§ **EXERCISE DIRECTIONS**
Copy the records below exactly as they appear.

§ **MATERIAL SHOWN**
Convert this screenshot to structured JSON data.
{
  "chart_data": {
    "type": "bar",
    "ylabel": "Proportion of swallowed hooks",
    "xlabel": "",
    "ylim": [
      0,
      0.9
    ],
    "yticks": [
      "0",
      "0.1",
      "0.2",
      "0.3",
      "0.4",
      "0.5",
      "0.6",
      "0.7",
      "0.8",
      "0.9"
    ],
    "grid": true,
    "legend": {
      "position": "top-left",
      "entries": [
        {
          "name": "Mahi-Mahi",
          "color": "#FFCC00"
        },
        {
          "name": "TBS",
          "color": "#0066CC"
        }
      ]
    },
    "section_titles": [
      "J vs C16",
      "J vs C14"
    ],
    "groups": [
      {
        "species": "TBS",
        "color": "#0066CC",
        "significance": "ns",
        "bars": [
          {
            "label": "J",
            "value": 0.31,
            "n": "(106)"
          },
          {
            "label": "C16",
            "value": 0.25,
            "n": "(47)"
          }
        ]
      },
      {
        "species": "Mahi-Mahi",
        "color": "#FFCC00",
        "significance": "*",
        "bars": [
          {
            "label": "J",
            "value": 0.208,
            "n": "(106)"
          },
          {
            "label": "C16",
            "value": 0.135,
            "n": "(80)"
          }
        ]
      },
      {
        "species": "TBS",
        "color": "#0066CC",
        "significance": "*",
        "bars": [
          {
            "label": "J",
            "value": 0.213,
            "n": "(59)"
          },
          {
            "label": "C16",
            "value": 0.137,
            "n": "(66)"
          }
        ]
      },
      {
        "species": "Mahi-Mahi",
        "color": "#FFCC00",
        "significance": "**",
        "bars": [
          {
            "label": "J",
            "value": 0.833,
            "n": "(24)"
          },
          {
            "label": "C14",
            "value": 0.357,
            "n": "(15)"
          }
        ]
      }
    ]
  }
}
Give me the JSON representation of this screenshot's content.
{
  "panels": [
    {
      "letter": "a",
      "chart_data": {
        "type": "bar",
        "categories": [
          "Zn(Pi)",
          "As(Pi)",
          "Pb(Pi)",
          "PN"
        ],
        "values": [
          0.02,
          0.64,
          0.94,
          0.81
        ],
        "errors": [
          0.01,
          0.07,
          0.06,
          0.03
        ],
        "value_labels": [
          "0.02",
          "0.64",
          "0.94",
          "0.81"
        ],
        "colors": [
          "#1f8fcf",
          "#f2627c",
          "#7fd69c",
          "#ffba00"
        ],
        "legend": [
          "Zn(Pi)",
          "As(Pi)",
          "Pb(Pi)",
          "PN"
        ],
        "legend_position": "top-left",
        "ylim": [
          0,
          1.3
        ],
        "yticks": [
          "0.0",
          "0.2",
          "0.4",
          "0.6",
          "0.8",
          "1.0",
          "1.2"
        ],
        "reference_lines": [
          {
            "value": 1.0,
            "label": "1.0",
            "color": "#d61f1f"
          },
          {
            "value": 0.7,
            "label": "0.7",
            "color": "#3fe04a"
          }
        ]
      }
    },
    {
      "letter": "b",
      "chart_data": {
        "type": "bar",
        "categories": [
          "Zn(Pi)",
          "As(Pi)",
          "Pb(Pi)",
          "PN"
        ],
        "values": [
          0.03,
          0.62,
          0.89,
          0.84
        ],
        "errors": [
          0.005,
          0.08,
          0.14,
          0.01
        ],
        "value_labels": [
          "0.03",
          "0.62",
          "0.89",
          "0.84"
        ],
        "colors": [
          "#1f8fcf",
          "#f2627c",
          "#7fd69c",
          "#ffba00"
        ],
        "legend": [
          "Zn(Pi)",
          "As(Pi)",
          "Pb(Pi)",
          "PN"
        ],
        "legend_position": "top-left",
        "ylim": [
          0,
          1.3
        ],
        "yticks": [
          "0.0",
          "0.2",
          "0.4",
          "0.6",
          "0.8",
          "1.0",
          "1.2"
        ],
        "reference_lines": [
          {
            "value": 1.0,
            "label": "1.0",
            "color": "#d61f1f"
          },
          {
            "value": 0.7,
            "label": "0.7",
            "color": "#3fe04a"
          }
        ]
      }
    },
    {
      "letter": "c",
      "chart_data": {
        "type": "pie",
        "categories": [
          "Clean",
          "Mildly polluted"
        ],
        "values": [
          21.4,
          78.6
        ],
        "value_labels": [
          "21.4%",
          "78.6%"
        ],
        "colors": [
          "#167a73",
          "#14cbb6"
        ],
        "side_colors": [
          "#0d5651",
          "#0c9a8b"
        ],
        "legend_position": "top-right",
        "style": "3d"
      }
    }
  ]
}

§ **FINAL ANSWER**
Convert this screenshot to structured JSON data.
{
  "chart_data": {
    "type": "bar",
    "ylabel": "Proportion of swallowed hooks",
    "xlabel": "",
    "ylim": [
      0,
      0.9
    ],
    "yticks": [
      "0",
      "0.1",
      "0.2",
      "0.3",
      "0.4",
      "0.5",
      "0.6",
      "0.7",
      "0.8",
      "0.9"
    ],
    "grid": true,
    "legend": {
      "position": "top-left",
      "entries": [
        {
          "name": "Mahi-Mahi",
          "color": "#FFCC00"
        },
        {
          "name": "TBS",
          "color": "#0066CC"
        }
      ]
    },
    "section_titles": [
      "J vs C16",
      "J vs C14"
    ],
    "groups": [
      {
        "species": "TBS",
        "color": "#0066CC",
        "significance": "ns",
        "bars": [
          {
            "label": "J",
            "value": 0.31,
            "n": "(106)"
          },
          {
            "label": "C16",
            "value": 0.25,
            "n": "(47)"
          }
        ]
      },
      {
        "species": "Mahi-Mahi",
        "color": "#FFCC00",
        "significance": "*",
        "bars": [
          {
            "label": "J",
            "value": 0.208,
            "n": "(106)"
          },
          {
            "label": "C16",
            "value": 0.135,
            "n": "(80)"
          }
        ]
      },
      {
        "species": "TBS",
        "color": "#0066CC",
        "significance": "*",
        "bars": [
          {
            "label": "J",
            "value": 0.213,
            "n": "(59)"
          },
          {
            "label": "C16",
            "value": 0.137,
            "n": "(66)"
          }
        ]
      },
      {
        "species": "Mahi-Mahi",
        "color": "#FFCC00",
        "significance": "**",
        "bars": [
          {
            "label": "J",
            "value": 0.833,
            "n": "(24)"
          },
          {
            "label": "C14",
            "value": 0.357,
            "n": "(15)"
          }
        ]
      }
    ]
  }
}
Give me the JSON representation of this screenshot's content.
{
  "panels": [
    {
      "letter": "a",
      "chart_data": {
        "type": "bar",
        "categories": [
          "Zn(Pi)",
          "As(Pi)",
          "Pb(Pi)",
          "PN"
        ],
        "values": [
          0.02,
          0.64,
          0.94,
          0.81
        ],
        "errors": [
          0.01,
          0.07,
          0.06,
          0.03
        ],
        "value_labels": [
          "0.02",
          "0.64",
          "0.94",
          "0.81"
        ],
        "colors": [
          "#1f8fcf",
          "#f2627c",
          "#7fd69c",
          "#ffba00"
        ],
        "legend": [
          "Zn(Pi)",
          "As(Pi)",
          "Pb(Pi)",
          "PN"
        ],
        "legend_position": "top-left",
        "ylim": [
          0,
          1.3
        ],
        "yticks": [
          "0.0",
          "0.2",
          "0.4",
          "0.6",
          "0.8",
          "1.0",
          "1.2"
        ],
        "reference_lines": [
          {
            "value": 1.0,
            "label": "1.0",
            "color": "#d61f1f"
          },
          {
            "value": 0.7,
            "label": "0.7",
            "color": "#3fe04a"
          }
        ]
      }
    },
    {
      "letter": "b",
      "chart_data": {
        "type": "bar",
        "categories": [
          "Zn(Pi)",
          "As(Pi)",
          "Pb(Pi)",
          "PN"
        ],
        "values": [
          0.03,
          0.62,
          0.89,
          0.84
        ],
        "errors": [
          0.005,
          0.08,
          0.14,
          0.01
        ],
        "value_labels": [
          "0.03",
          "0.62",
          "0.89",
          "0.84"
        ],
        "colors": [
          "#1f8fcf",
          "#f2627c",
          "#7fd69c",
          "#ffba00"
        ],
        "legend": [
          "Zn(Pi)",
          "As(Pi)",
          "Pb(Pi)",
          "PN"
        ],
        "legend_position": "top-left",
        "ylim": [
          0,
          1.3
        ],
        "yticks": [
          "0.0",
          "0.2",
          "0.4",
          "0.6",
          "0.8",
          "1.0",
          "1.2"
        ],
        "reference_lines": [
          {
            "value": 1.0,
            "label": "1.0",
            "color": "#d61f1f"
          },
          {
            "value": 0.7,
            "label": "0.7",
            "color": "#3fe04a"
          }
        ]
      }
    },
    {
      "letter": "c",
      "chart_data": {
        "type": "pie",
        "categories": [
          "Clean",
          "Mildly polluted"
        ],
        "values": [
          21.4,
          78.6
        ],
        "value_labels": [
          "21.4%",
          "78.6%"
        ],
        "colors": [
          "#167a73",
          "#14cbb6"
        ],
        "side_colors": [
          "#0d5651",
          "#0c9a8b"
        ],
        "legend_position": "top-right",
        "style": "3d"
      }
    }
  ]
}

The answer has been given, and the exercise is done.